## Begin AVAILABLE RECORDS

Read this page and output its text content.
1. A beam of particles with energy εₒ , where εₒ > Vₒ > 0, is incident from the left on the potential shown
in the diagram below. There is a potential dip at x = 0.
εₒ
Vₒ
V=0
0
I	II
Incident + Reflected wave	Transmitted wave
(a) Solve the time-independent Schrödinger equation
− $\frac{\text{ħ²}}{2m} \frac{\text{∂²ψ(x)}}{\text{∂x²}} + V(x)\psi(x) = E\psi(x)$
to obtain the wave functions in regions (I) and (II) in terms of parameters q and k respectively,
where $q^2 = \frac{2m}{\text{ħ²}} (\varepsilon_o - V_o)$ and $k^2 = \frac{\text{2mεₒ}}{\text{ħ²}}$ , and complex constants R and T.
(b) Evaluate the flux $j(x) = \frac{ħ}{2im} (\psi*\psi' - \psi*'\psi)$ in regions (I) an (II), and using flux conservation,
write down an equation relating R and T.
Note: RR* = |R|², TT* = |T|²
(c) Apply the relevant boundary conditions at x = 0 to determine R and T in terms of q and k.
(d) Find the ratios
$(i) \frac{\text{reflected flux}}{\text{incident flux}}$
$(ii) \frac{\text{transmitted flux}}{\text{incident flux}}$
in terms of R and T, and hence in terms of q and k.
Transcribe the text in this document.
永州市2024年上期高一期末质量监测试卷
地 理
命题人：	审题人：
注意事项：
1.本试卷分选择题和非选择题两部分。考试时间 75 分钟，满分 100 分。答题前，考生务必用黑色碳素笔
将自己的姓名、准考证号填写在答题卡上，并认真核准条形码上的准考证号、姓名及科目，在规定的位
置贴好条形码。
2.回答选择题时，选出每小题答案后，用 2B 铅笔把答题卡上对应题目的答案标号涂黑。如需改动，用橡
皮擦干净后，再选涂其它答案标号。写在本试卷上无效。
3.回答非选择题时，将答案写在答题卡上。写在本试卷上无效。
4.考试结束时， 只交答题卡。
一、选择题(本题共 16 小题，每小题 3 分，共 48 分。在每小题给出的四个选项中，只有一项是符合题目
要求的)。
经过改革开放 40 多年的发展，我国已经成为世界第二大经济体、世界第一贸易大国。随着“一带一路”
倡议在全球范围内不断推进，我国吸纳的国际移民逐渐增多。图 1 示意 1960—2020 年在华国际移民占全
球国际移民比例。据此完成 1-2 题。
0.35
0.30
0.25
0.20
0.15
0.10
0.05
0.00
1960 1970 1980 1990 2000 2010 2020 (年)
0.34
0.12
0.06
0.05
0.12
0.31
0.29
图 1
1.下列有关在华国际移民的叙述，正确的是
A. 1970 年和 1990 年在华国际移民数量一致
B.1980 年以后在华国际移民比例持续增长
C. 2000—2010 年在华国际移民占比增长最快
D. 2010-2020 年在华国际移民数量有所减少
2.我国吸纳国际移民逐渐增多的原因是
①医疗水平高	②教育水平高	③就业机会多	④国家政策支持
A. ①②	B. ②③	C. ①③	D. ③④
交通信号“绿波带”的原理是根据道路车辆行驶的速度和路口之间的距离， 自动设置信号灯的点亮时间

## End AVAILABLE RECORDS

YOUR GOAL ▸ Return every line above in which the string "terms" occurs.

RESPONSE TO THIS EXERCISE ▸
to obtain the wave functions in regions (I) and (II) in terms of parameters q and k respectively,
(c) Apply the relevant boundary conditions at x = 0 to determine R and T in terms of q and k.
in terms of R and T, and hence in terms of q and k.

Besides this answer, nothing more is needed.